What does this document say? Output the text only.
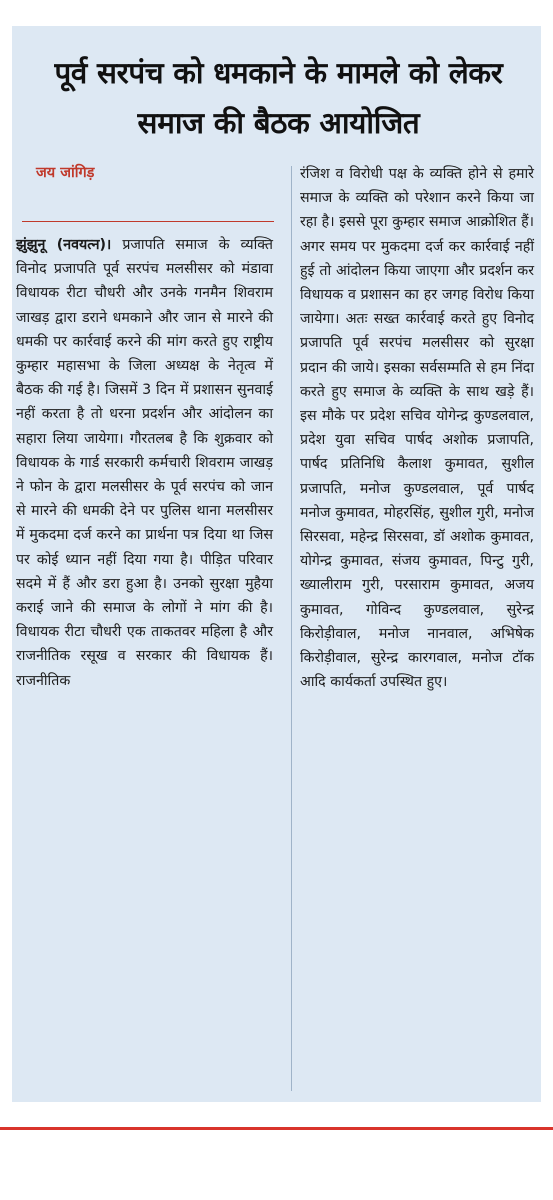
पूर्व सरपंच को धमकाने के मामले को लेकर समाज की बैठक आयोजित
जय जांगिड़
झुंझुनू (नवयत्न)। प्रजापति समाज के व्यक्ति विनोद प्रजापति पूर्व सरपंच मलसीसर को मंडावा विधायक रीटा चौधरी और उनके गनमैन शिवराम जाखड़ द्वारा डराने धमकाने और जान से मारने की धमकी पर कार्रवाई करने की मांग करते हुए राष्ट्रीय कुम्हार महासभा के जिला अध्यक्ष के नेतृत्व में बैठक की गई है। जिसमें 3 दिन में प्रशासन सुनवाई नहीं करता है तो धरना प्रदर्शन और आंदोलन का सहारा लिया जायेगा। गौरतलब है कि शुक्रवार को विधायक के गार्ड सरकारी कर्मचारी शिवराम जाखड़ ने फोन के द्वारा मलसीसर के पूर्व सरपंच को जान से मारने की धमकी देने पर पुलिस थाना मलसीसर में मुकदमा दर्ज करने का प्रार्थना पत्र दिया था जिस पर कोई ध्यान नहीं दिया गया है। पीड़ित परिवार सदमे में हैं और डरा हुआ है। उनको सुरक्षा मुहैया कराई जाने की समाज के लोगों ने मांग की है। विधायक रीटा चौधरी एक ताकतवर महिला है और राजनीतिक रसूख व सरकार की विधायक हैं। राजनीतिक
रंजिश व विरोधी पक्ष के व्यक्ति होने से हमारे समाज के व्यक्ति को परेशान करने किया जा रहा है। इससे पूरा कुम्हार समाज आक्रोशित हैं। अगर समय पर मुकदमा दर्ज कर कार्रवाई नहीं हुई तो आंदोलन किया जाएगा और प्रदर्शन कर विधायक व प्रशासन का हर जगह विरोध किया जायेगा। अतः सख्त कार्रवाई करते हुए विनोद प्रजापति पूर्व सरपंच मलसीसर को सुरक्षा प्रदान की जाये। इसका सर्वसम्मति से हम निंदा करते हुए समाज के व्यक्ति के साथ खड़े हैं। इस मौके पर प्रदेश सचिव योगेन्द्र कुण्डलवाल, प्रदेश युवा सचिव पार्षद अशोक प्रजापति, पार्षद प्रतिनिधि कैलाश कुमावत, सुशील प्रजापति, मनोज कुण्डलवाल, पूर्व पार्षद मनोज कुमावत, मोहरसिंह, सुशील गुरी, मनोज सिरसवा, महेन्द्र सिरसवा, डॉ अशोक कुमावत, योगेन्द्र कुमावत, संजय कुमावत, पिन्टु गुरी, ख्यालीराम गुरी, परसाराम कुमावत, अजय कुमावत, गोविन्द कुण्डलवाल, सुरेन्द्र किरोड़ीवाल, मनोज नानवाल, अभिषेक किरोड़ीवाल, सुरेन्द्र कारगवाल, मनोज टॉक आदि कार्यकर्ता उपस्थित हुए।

::::::::

- **Problem statement**: Output the full set of records above without changing a word, and drop the images.

- **Full solution**:
What does this document say? Output the text only.
पूर्व सरपंच को धमकाने के मामले को लेकर समाज की बैठक आयोजित
जय जांगिड़
झुंझुनू (नवयत्न)। प्रजापति समाज के व्यक्ति विनोद प्रजापति पूर्व सरपंच मलसीसर को मंडावा विधायक रीटा चौधरी और उनके गनमैन शिवराम जाखड़ द्वारा डराने धमकाने और जान से मारने की धमकी पर कार्रवाई करने की मांग करते हुए राष्ट्रीय कुम्हार महासभा के जिला अध्यक्ष के नेतृत्व में बैठक की गई है। जिसमें 3 दिन में प्रशासन सुनवाई नहीं करता है तो धरना प्रदर्शन और आंदोलन का सहारा लिया जायेगा। गौरतलब है कि शुक्रवार को विधायक के गार्ड सरकारी कर्मचारी शिवराम जाखड़ ने फोन के द्वारा मलसीसर के पूर्व सरपंच को जान से मारने की धमकी देने पर पुलिस थाना मलसीसर में मुकदमा दर्ज करने का प्रार्थना पत्र दिया था जिस पर कोई ध्यान नहीं दिया गया है। पीड़ित परिवार सदमे में हैं और डरा हुआ है। उनको सुरक्षा मुहैया कराई जाने की समाज के लोगों ने मांग की है। विधायक रीटा चौधरी एक ताकतवर महिला है और राजनीतिक रसूख व सरकार की विधायक हैं। राजनीतिक
रंजिश व विरोधी पक्ष के व्यक्ति होने से हमारे समाज के व्यक्ति को परेशान करने किया जा रहा है। इससे पूरा कुम्हार समाज आक्रोशित हैं। अगर समय पर मुकदमा दर्ज कर कार्रवाई नहीं हुई तो आंदोलन किया जाएगा और प्रदर्शन कर विधायक व प्रशासन का हर जगह विरोध किया जायेगा। अतः सख्त कार्रवाई करते हुए विनोद प्रजापति पूर्व सरपंच मलसीसर को सुरक्षा प्रदान की जाये। इसका सर्वसम्मति से हम निंदा करते हुए समाज के व्यक्ति के साथ खड़े हैं। इस मौके पर प्रदेश सचिव योगेन्द्र कुण्डलवाल, प्रदेश युवा सचिव पार्षद अशोक प्रजापति, पार्षद प्रतिनिधि कैलाश कुमावत, सुशील प्रजापति, मनोज कुण्डलवाल, पूर्व पार्षद मनोज कुमावत, मोहरसिंह, सुशील गुरी, मनोज सिरसवा, महेन्द्र सिरसवा, डॉ अशोक कुमावत, योगेन्द्र कुमावत, संजय कुमावत, पिन्टु गुरी, ख्यालीराम गुरी, परसाराम कुमावत, अजय कुमावत, गोविन्द कुण्डलवाल, सुरेन्द्र किरोड़ीवाल, मनोज नानवाल, अभिषेक किरोड़ीवाल, सुरेन्द्र कारगवाल, मनोज टॉक आदि कार्यकर्ता उपस्थित हुए।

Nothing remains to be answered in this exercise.